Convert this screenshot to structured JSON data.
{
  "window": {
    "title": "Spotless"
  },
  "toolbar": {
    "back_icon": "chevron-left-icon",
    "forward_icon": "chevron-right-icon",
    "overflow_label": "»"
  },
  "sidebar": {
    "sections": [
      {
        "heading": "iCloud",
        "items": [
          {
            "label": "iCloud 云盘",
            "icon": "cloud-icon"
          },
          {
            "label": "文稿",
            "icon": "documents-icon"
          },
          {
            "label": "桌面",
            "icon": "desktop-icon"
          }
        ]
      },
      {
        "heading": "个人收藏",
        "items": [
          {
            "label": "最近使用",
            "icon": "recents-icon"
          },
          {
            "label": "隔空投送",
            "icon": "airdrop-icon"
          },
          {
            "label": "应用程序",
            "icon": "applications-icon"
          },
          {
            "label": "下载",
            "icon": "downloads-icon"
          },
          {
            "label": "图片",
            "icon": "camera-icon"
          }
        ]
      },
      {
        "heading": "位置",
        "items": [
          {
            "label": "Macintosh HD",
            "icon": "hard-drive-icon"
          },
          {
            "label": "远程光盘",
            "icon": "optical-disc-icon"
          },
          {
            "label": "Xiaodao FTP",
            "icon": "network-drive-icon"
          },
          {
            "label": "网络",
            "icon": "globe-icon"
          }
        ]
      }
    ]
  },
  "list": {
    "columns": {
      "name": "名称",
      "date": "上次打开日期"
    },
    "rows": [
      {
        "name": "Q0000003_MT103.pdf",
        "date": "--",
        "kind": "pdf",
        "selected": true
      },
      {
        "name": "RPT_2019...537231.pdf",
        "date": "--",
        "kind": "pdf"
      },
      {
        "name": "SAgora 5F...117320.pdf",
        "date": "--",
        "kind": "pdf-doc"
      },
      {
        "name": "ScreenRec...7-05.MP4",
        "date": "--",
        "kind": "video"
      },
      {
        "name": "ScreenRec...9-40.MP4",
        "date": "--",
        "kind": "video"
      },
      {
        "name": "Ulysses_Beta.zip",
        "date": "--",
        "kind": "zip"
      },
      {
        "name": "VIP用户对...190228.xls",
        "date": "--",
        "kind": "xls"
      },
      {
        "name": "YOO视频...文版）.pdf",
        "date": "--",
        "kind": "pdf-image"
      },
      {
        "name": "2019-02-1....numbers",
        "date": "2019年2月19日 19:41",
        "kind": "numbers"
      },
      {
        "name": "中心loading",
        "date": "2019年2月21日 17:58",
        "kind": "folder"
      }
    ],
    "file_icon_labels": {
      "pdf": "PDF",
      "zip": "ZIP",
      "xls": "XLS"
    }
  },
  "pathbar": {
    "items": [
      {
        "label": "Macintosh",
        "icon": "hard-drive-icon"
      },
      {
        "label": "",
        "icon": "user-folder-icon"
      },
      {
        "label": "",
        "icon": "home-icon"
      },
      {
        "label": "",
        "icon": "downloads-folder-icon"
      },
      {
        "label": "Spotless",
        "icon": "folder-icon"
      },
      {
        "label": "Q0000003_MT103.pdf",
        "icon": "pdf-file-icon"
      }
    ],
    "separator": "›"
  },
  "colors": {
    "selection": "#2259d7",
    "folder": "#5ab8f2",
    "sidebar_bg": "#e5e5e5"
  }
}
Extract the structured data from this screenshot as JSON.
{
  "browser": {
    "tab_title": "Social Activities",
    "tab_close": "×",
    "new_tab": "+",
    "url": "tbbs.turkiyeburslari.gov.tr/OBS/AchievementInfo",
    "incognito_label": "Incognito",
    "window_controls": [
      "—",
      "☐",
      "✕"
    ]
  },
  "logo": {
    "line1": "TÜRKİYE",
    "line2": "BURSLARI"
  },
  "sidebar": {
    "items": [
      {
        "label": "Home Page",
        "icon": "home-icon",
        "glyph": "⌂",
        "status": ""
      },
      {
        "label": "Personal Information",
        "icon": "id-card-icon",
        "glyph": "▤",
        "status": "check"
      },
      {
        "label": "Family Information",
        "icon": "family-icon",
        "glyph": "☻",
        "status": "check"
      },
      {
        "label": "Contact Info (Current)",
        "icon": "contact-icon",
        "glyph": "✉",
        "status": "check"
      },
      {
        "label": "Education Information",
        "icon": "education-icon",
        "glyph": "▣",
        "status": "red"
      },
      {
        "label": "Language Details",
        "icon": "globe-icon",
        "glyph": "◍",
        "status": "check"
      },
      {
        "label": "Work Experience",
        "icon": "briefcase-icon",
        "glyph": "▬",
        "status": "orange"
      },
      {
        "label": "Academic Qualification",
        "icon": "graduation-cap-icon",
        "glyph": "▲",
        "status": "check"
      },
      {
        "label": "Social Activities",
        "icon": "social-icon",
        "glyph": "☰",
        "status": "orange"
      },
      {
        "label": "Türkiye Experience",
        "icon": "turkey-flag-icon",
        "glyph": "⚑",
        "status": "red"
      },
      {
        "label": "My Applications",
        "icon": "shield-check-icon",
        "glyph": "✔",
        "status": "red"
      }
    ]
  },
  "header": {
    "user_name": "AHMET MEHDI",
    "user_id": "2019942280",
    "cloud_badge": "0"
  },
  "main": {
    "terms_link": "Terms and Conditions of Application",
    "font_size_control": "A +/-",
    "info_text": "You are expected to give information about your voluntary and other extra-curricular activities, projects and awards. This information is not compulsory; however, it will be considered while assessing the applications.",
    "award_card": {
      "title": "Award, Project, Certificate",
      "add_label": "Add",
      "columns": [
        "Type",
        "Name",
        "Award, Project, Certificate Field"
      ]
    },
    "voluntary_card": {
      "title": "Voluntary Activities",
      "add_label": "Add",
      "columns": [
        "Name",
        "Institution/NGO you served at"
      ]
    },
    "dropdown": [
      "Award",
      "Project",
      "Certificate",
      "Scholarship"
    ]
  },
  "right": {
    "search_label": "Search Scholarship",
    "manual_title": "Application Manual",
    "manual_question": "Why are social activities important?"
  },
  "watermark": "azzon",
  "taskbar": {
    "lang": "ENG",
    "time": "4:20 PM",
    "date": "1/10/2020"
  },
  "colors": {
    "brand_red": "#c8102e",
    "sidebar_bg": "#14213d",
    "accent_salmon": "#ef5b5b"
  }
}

#### What is being asked
Transcribe all of the material exactly. Omit nothing.

#### Task response
Convert this screenshot to structured JSON data.
{
  "window": {
    "title": "Spotless"
  },
  "toolbar": {
    "back_icon": "chevron-left-icon",
    "forward_icon": "chevron-right-icon",
    "overflow_label": "»"
  },
  "sidebar": {
    "sections": [
      {
        "heading": "iCloud",
        "items": [
          {
            "label": "iCloud 云盘",
            "icon": "cloud-icon"
          },
          {
            "label": "文稿",
            "icon": "documents-icon"
          },
          {
            "label": "桌面",
            "icon": "desktop-icon"
          }
        ]
      },
      {
        "heading": "个人收藏",
        "items": [
          {
            "label": "最近使用",
            "icon": "recents-icon"
          },
          {
            "label": "隔空投送",
            "icon": "airdrop-icon"
          },
          {
            "label": "应用程序",
            "icon": "applications-icon"
          },
          {
            "label": "下载",
            "icon": "downloads-icon"
          },
          {
            "label": "图片",
            "icon": "camera-icon"
          }
        ]
      },
      {
        "heading": "位置",
        "items": [
          {
            "label": "Macintosh HD",
            "icon": "hard-drive-icon"
          },
          {
            "label": "远程光盘",
            "icon": "optical-disc-icon"
          },
          {
            "label": "Xiaodao FTP",
            "icon": "network-drive-icon"
          },
          {
            "label": "网络",
            "icon": "globe-icon"
          }
        ]
      }
    ]
  },
  "list": {
    "columns": {
      "name": "名称",
      "date": "上次打开日期"
    },
    "rows": [
      {
        "name": "Q0000003_MT103.pdf",
        "date": "--",
        "kind": "pdf",
        "selected": true
      },
      {
        "name": "RPT_2019...537231.pdf",
        "date": "--",
        "kind": "pdf"
      },
      {
        "name": "SAgora 5F...117320.pdf",
        "date": "--",
        "kind": "pdf-doc"
      },
      {
        "name": "ScreenRec...7-05.MP4",
        "date": "--",
        "kind": "video"
      },
      {
        "name": "ScreenRec...9-40.MP4",
        "date": "--",
        "kind": "video"
      },
      {
        "name": "Ulysses_Beta.zip",
        "date": "--",
        "kind": "zip"
      },
      {
        "name": "VIP用户对...190228.xls",
        "date": "--",
        "kind": "xls"
      },
      {
        "name": "YOO视频...文版）.pdf",
        "date": "--",
        "kind": "pdf-image"
      },
      {
        "name": "2019-02-1....numbers",
        "date": "2019年2月19日 19:41",
        "kind": "numbers"
      },
      {
        "name": "中心loading",
        "date": "2019年2月21日 17:58",
        "kind": "folder"
      }
    ],
    "file_icon_labels": {
      "pdf": "PDF",
      "zip": "ZIP",
      "xls": "XLS"
    }
  },
  "pathbar": {
    "items": [
      {
        "label": "Macintosh",
        "icon": "hard-drive-icon"
      },
      {
        "label": "",
        "icon": "user-folder-icon"
      },
      {
        "label": "",
        "icon": "home-icon"
      },
      {
        "label": "",
        "icon": "downloads-folder-icon"
      },
      {
        "label": "Spotless",
        "icon": "folder-icon"
      },
      {
        "label": "Q0000003_MT103.pdf",
        "icon": "pdf-file-icon"
      }
    ],
    "separator": "›"
  },
  "colors": {
    "selection": "#2259d7",
    "folder": "#5ab8f2",
    "sidebar_bg": "#e5e5e5"
  }
}
Extract the structured data from this screenshot as JSON.
{
  "browser": {
    "tab_title": "Social Activities",
    "tab_close": "×",
    "new_tab": "+",
    "url": "tbbs.turkiyeburslari.gov.tr/OBS/AchievementInfo",
    "incognito_label": "Incognito",
    "window_controls": [
      "—",
      "☐",
      "✕"
    ]
  },
  "logo": {
    "line1": "TÜRKİYE",
    "line2": "BURSLARI"
  },
  "sidebar": {
    "items": [
      {
        "label": "Home Page",
        "icon": "home-icon",
        "glyph": "⌂",
        "status": ""
      },
      {
        "label": "Personal Information",
        "icon": "id-card-icon",
        "glyph": "▤",
        "status": "check"
      },
      {
        "label": "Family Information",
        "icon": "family-icon",
        "glyph": "☻",
        "status": "check"
      },
      {
        "label": "Contact Info (Current)",
        "icon": "contact-icon",
        "glyph": "✉",
        "status": "check"
      },
      {
        "label": "Education Information",
        "icon": "education-icon",
        "glyph": "▣",
        "status": "red"
      },
      {
        "label": "Language Details",
        "icon": "globe-icon",
        "glyph": "◍",
        "status": "check"
      },
      {
        "label": "Work Experience",
        "icon": "briefcase-icon",
        "glyph": "▬",
        "status": "orange"
      },
      {
        "label": "Academic Qualification",
        "icon": "graduation-cap-icon",
        "glyph": "▲",
        "status": "check"
      },
      {
        "label": "Social Activities",
        "icon": "social-icon",
        "glyph": "☰",
        "status": "orange"
      },
      {
        "label": "Türkiye Experience",
        "icon": "turkey-flag-icon",
        "glyph": "⚑",
        "status": "red"
      },
      {
        "label": "My Applications",
        "icon": "shield-check-icon",
        "glyph": "✔",
        "status": "red"
      }
    ]
  },
  "header": {
    "user_name": "AHMET MEHDI",
    "user_id": "2019942280",
    "cloud_badge": "0"
  },
  "main": {
    "terms_link": "Terms and Conditions of Application",
    "font_size_control": "A +/-",
    "info_text": "You are expected to give information about your voluntary and other extra-curricular activities, projects and awards. This information is not compulsory; however, it will be considered while assessing the applications.",
    "award_card": {
      "title": "Award, Project, Certificate",
      "add_label": "Add",
      "columns": [
        "Type",
        "Name",
        "Award, Project, Certificate Field"
      ]
    },
    "voluntary_card": {
      "title": "Voluntary Activities",
      "add_label": "Add",
      "columns": [
        "Name",
        "Institution/NGO you served at"
      ]
    },
    "dropdown": [
      "Award",
      "Project",
      "Certificate",
      "Scholarship"
    ]
  },
  "right": {
    "search_label": "Search Scholarship",
    "manual_title": "Application Manual",
    "manual_question": "Why are social activities important?"
  },
  "watermark": "azzon",
  "taskbar": {
    "lang": "ENG",
    "time": "4:20 PM",
    "date": "1/10/2020"
  },
  "colors": {
    "brand_red": "#c8102e",
    "sidebar_bg": "#14213d",
    "accent_salmon": "#ef5b5b"
  }
}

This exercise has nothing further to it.